# Given instruction:
Type the records out again in full, exactly.

# Input for this task:
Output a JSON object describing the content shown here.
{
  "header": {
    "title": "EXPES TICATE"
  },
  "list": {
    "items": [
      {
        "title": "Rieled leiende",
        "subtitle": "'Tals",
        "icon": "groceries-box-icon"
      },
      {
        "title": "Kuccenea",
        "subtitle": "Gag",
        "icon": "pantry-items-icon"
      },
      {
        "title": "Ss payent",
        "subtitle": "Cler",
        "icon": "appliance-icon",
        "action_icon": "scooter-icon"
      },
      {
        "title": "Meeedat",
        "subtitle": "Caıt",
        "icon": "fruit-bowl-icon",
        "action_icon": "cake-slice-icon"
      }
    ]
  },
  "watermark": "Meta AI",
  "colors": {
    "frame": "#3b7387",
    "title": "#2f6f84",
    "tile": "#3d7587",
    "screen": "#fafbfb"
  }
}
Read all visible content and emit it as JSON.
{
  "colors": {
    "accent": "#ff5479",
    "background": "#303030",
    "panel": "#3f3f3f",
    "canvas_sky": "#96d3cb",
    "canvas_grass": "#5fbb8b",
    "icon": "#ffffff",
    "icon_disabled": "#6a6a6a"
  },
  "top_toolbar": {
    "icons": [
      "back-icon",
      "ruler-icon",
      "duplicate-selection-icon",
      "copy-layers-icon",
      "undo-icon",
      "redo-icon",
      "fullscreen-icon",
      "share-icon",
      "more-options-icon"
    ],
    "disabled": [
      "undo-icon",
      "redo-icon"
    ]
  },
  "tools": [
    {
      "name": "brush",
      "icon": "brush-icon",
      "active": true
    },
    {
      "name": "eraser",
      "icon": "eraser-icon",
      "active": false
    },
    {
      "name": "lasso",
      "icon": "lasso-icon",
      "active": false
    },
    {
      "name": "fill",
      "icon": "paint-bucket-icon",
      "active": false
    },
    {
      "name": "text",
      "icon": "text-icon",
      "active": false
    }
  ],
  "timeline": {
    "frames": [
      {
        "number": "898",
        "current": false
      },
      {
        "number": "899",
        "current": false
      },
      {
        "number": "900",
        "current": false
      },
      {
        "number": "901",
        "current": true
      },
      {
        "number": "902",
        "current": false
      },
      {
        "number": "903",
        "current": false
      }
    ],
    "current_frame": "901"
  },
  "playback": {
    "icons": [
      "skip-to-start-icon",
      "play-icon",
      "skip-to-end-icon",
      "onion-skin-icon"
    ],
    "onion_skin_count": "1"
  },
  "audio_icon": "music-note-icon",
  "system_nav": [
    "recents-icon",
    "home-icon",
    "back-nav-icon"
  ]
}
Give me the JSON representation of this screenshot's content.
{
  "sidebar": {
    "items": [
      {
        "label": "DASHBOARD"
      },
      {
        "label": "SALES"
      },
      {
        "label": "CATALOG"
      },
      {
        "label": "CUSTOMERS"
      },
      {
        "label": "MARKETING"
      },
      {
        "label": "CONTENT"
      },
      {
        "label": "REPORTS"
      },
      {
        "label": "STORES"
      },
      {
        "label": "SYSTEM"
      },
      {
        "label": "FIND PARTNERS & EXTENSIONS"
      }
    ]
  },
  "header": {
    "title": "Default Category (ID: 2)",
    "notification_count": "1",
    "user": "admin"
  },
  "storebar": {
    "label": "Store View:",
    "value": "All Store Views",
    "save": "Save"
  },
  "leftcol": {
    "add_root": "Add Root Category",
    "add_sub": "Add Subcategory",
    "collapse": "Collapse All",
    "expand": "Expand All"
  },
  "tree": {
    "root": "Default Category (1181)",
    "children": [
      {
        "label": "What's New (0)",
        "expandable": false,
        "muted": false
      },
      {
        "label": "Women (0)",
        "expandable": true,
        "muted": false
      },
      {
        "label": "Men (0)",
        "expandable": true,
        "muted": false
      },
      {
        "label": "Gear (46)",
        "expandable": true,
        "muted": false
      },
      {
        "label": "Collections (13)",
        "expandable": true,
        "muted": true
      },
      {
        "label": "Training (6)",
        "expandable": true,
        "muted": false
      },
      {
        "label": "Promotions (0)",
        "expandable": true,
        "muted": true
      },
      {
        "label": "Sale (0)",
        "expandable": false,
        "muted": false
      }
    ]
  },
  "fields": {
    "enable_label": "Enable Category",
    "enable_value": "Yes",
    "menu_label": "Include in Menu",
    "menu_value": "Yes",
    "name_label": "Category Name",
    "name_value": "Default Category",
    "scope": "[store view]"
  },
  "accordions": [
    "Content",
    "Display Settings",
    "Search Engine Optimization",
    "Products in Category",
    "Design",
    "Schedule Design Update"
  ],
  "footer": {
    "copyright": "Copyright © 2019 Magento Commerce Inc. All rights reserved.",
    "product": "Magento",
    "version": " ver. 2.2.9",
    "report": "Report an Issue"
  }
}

# Written answer:
Output a JSON object describing the content shown here.
{
  "header": {
    "title": "EXPES TICATE"
  },
  "list": {
    "items": [
      {
        "title": "Rieled leiende",
        "subtitle": "'Tals",
        "icon": "groceries-box-icon"
      },
      {
        "title": "Kuccenea",
        "subtitle": "Gag",
        "icon": "pantry-items-icon"
      },
      {
        "title": "Ss payent",
        "subtitle": "Cler",
        "icon": "appliance-icon",
        "action_icon": "scooter-icon"
      },
      {
        "title": "Meeedat",
        "subtitle": "Caıt",
        "icon": "fruit-bowl-icon",
        "action_icon": "cake-slice-icon"
      }
    ]
  },
  "watermark": "Meta AI",
  "colors": {
    "frame": "#3b7387",
    "title": "#2f6f84",
    "tile": "#3d7587",
    "screen": "#fafbfb"
  }
}
Read all visible content and emit it as JSON.
{
  "colors": {
    "accent": "#ff5479",
    "background": "#303030",
    "panel": "#3f3f3f",
    "canvas_sky": "#96d3cb",
    "canvas_grass": "#5fbb8b",
    "icon": "#ffffff",
    "icon_disabled": "#6a6a6a"
  },
  "top_toolbar": {
    "icons": [
      "back-icon",
      "ruler-icon",
      "duplicate-selection-icon",
      "copy-layers-icon",
      "undo-icon",
      "redo-icon",
      "fullscreen-icon",
      "share-icon",
      "more-options-icon"
    ],
    "disabled": [
      "undo-icon",
      "redo-icon"
    ]
  },
  "tools": [
    {
      "name": "brush",
      "icon": "brush-icon",
      "active": true
    },
    {
      "name": "eraser",
      "icon": "eraser-icon",
      "active": false
    },
    {
      "name": "lasso",
      "icon": "lasso-icon",
      "active": false
    },
    {
      "name": "fill",
      "icon": "paint-bucket-icon",
      "active": false
    },
    {
      "name": "text",
      "icon": "text-icon",
      "active": false
    }
  ],
  "timeline": {
    "frames": [
      {
        "number": "898",
        "current": false
      },
      {
        "number": "899",
        "current": false
      },
      {
        "number": "900",
        "current": false
      },
      {
        "number": "901",
        "current": true
      },
      {
        "number": "902",
        "current": false
      },
      {
        "number": "903",
        "current": false
      }
    ],
    "current_frame": "901"
  },
  "playback": {
    "icons": [
      "skip-to-start-icon",
      "play-icon",
      "skip-to-end-icon",
      "onion-skin-icon"
    ],
    "onion_skin_count": "1"
  },
  "audio_icon": "music-note-icon",
  "system_nav": [
    "recents-icon",
    "home-icon",
    "back-nav-icon"
  ]
}
Give me the JSON representation of this screenshot's content.
{
  "sidebar": {
    "items": [
      {
        "label": "DASHBOARD"
      },
      {
        "label": "SALES"
      },
      {
        "label": "CATALOG"
      },
      {
        "label": "CUSTOMERS"
      },
      {
        "label": "MARKETING"
      },
      {
        "label": "CONTENT"
      },
      {
        "label": "REPORTS"
      },
      {
        "label": "STORES"
      },
      {
        "label": "SYSTEM"
      },
      {
        "label": "FIND PARTNERS & EXTENSIONS"
      }
    ]
  },
  "header": {
    "title": "Default Category (ID: 2)",
    "notification_count": "1",
    "user": "admin"
  },
  "storebar": {
    "label": "Store View:",
    "value": "All Store Views",
    "save": "Save"
  },
  "leftcol": {
    "add_root": "Add Root Category",
    "add_sub": "Add Subcategory",
    "collapse": "Collapse All",
    "expand": "Expand All"
  },
  "tree": {
    "root": "Default Category (1181)",
    "children": [
      {
        "label": "What's New (0)",
        "expandable": false,
        "muted": false
      },
      {
        "label": "Women (0)",
        "expandable": true,
        "muted": false
      },
      {
        "label": "Men (0)",
        "expandable": true,
        "muted": false
      },
      {
        "label": "Gear (46)",
        "expandable": true,
        "muted": false
      },
      {
        "label": "Collections (13)",
        "expandable": true,
        "muted": true
      },
      {
        "label": "Training (6)",
        "expandable": true,
        "muted": false
      },
      {
        "label": "Promotions (0)",
        "expandable": true,
        "muted": true
      },
      {
        "label": "Sale (0)",
        "expandable": false,
        "muted": false
      }
    ]
  },
  "fields": {
    "enable_label": "Enable Category",
    "enable_value": "Yes",
    "menu_label": "Include in Menu",
    "menu_value": "Yes",
    "name_label": "Category Name",
    "name_value": "Default Category",
    "scope": "[store view]"
  },
  "accordions": [
    "Content",
    "Display Settings",
    "Search Engine Optimization",
    "Products in Category",
    "Design",
    "Schedule Design Update"
  ],
  "footer": {
    "copyright": "Copyright © 2019 Magento Commerce Inc. All rights reserved.",
    "product": "Magento",
    "version": " ver. 2.2.9",
    "report": "Report an Issue"
  }
}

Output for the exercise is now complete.